Task details:
Quote the listing below in full and exactly as written, but omit every picture.

Entries supplied:
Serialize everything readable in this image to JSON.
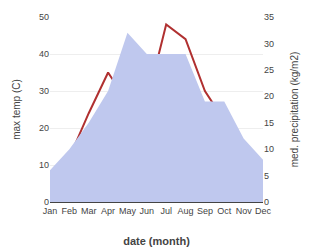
{
  "chart_data": {
    "type": "line",
    "categories": [
      "Jan",
      "Feb",
      "Mar",
      "Apr",
      "May",
      "Jun",
      "Jul",
      "Aug",
      "Sep",
      "Oct",
      "Nov",
      "Dec"
    ],
    "series": [
      {
        "type": "area",
        "axis": "y2",
        "color": "#bfc8ee",
        "values": [
          6,
          10,
          15,
          21,
          32,
          28,
          28,
          28,
          19,
          19,
          12,
          8
        ]
      },
      {
        "type": "line",
        "color": "#b03030",
        "values": [
          5,
          12,
          24,
          35,
          27,
          27,
          48,
          44,
          30,
          22,
          15,
          10
        ]
      }
    ],
    "xlabel": "date (month)",
    "ylabel": "max temp (C)",
    "y2label": "med. precipitation (kg/m2)",
    "ylim": [
      0,
      50
    ],
    "yticks": [
      0,
      10,
      20,
      30,
      40,
      50
    ],
    "y2lim": [
      0,
      35
    ],
    "y2ticks": [
      0,
      5,
      10,
      15,
      20,
      25,
      30,
      35
    ],
    "grid": true
  }
}
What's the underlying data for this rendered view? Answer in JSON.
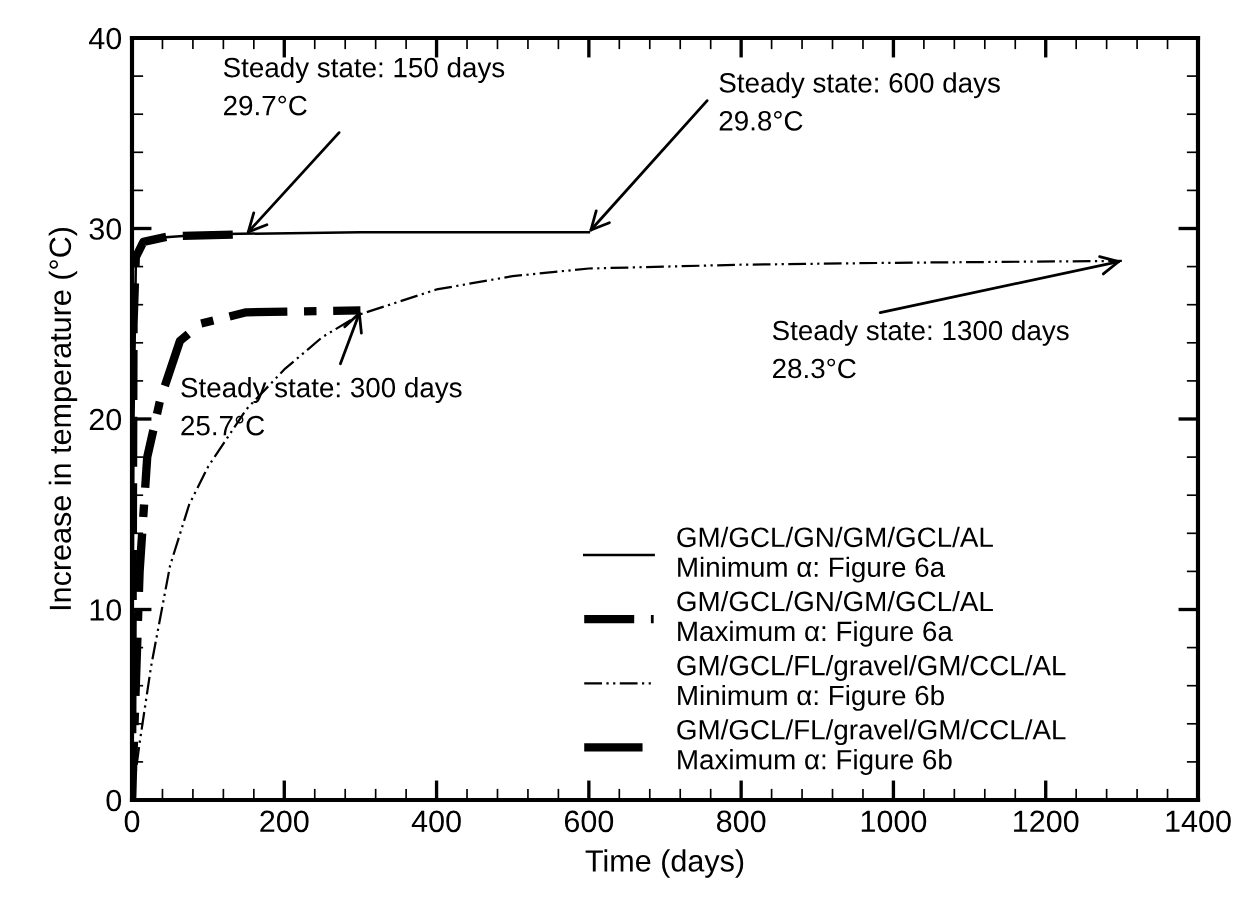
{
  "chart_data": {
    "type": "line",
    "xlabel": "Time (days)",
    "ylabel": "Increase in temperature (°C)",
    "xlim": [
      0,
      1400
    ],
    "xticks": [
      0,
      200,
      400,
      600,
      800,
      1000,
      1200,
      1400
    ],
    "ylim": [
      0,
      40
    ],
    "yticks": [
      0,
      10,
      20,
      30,
      40
    ],
    "grid": false,
    "legend": "bottom right",
    "marker": "none",
    "series": [
      {
        "name": "GM/GCL/GN/GM/GCL/AL\nMinimum α: Figure 6a",
        "color": "#000000",
        "line_style": "solid",
        "x": [
          0,
          2,
          5,
          10,
          30,
          100,
          300,
          600
        ],
        "values": [
          0,
          20,
          28,
          29.2,
          29.5,
          29.7,
          29.8,
          29.8
        ]
      },
      {
        "name": "GM/GCL/GN/GM/GCL/AL\nMaximum α: Figure 6a",
        "color": "#000000",
        "line_style": "dashed",
        "x": [
          0,
          2,
          5,
          15,
          50,
          150
        ],
        "values": [
          0,
          25,
          28.5,
          29.3,
          29.6,
          29.7
        ]
      },
      {
        "name": "GM/GCL/FL/gravel/GM/CCL/AL\nMinimum α: Figure 6b",
        "color": "#000000",
        "line_style": "dashdotdot",
        "x": [
          0,
          10,
          25,
          50,
          75,
          100,
          150,
          200,
          250,
          300,
          400,
          500,
          600,
          800,
          1000,
          1300
        ],
        "values": [
          0,
          3,
          7,
          12.3,
          15.5,
          17.5,
          20.5,
          22.6,
          24.3,
          25.5,
          26.8,
          27.5,
          27.9,
          28.1,
          28.2,
          28.3
        ]
      },
      {
        "name": "GM/GCL/FL/gravel/GM/CCL/AL\nMaximum α: Figure 6b",
        "color": "#000000",
        "line_style": "dashdot",
        "x": [
          0,
          5,
          10,
          20,
          37,
          63,
          90,
          150,
          300
        ],
        "values": [
          0,
          6,
          12,
          18,
          21,
          24.1,
          25,
          25.6,
          25.7
        ]
      }
    ],
    "annotations": [
      {
        "text": "Steady state: 150 days\n29.7°C",
        "x": 150,
        "y": 29.7
      },
      {
        "text": "Steady state: 600 days\n29.8°C",
        "x": 600,
        "y": 29.8
      },
      {
        "text": "Steady state: 300 days\n25.7°C",
        "x": 300,
        "y": 25.7
      },
      {
        "text": "Steady state: 1300 days\n28.3°C",
        "x": 1300,
        "y": 28.3
      }
    ]
  }
}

Task solution:
Serialize everything readable in this image to JSON.
{
  "chart_data": {
    "type": "line",
    "categories": [
      "Jan",
      "Feb",
      "Mar",
      "Apr",
      "May",
      "Jun",
      "Jul",
      "Aug",
      "Sep",
      "Oct",
      "Nov",
      "Dec"
    ],
    "series": [
      {
        "type": "area",
        "axis": "y2",
        "color": "#bfc8ee",
        "values": [
          6,
          10,
          15,
          21,
          32,
          28,
          28,
          28,
          19,
          19,
          12,
          8
        ]
      },
      {
        "type": "line",
        "color": "#b03030",
        "values": [
          5,
          12,
          24,
          35,
          27,
          27,
          48,
          44,
          30,
          22,
          15,
          10
        ]
      }
    ],
    "xlabel": "date (month)",
    "ylabel": "max temp (C)",
    "y2label": "med. precipitation (kg/m2)",
    "ylim": [
      0,
      50
    ],
    "yticks": [
      0,
      10,
      20,
      30,
      40,
      50
    ],
    "y2lim": [
      0,
      35
    ],
    "y2ticks": [
      0,
      5,
      10,
      15,
      20,
      25,
      30,
      35
    ],
    "grid": true
  }
}
What's the underlying data for this rendered view? Answer in JSON.
{
  "chart_data": {
    "type": "line",
    "xlabel": "Time (days)",
    "ylabel": "Increase in temperature (°C)",
    "xlim": [
      0,
      1400
    ],
    "xticks": [
      0,
      200,
      400,
      600,
      800,
      1000,
      1200,
      1400
    ],
    "ylim": [
      0,
      40
    ],
    "yticks": [
      0,
      10,
      20,
      30,
      40
    ],
    "grid": false,
    "legend": "bottom right",
    "marker": "none",
    "series": [
      {
        "name": "GM/GCL/GN/GM/GCL/AL\nMinimum α: Figure 6a",
        "color": "#000000",
        "line_style": "solid",
        "x": [
          0,
          2,
          5,
          10,
          30,
          100,
          300,
          600
        ],
        "values": [
          0,
          20,
          28,
          29.2,
          29.5,
          29.7,
          29.8,
          29.8
        ]
      },
      {
        "name": "GM/GCL/GN/GM/GCL/AL\nMaximum α: Figure 6a",
        "color": "#000000",
        "line_style": "dashed",
        "x": [
          0,
          2,
          5,
          15,
          50,
          150
        ],
        "values": [
          0,
          25,
          28.5,
          29.3,
          29.6,
          29.7
        ]
      },
      {
        "name": "GM/GCL/FL/gravel/GM/CCL/AL\nMinimum α: Figure 6b",
        "color": "#000000",
        "line_style": "dashdotdot",
        "x": [
          0,
          10,
          25,
          50,
          75,
          100,
          150,
          200,
          250,
          300,
          400,
          500,
          600,
          800,
          1000,
          1300
        ],
        "values": [
          0,
          3,
          7,
          12.3,
          15.5,
          17.5,
          20.5,
          22.6,
          24.3,
          25.5,
          26.8,
          27.5,
          27.9,
          28.1,
          28.2,
          28.3
        ]
      },
      {
        "name": "GM/GCL/FL/gravel/GM/CCL/AL\nMaximum α: Figure 6b",
        "color": "#000000",
        "line_style": "dashdot",
        "x": [
          0,
          5,
          10,
          20,
          37,
          63,
          90,
          150,
          300
        ],
        "values": [
          0,
          6,
          12,
          18,
          21,
          24.1,
          25,
          25.6,
          25.7
        ]
      }
    ],
    "annotations": [
      {
        "text": "Steady state: 150 days\n29.7°C",
        "x": 150,
        "y": 29.7
      },
      {
        "text": "Steady state: 600 days\n29.8°C",
        "x": 600,
        "y": 29.8
      },
      {
        "text": "Steady state: 300 days\n25.7°C",
        "x": 300,
        "y": 25.7
      },
      {
        "text": "Steady state: 1300 days\n28.3°C",
        "x": 1300,
        "y": 28.3
      }
    ]
  }
}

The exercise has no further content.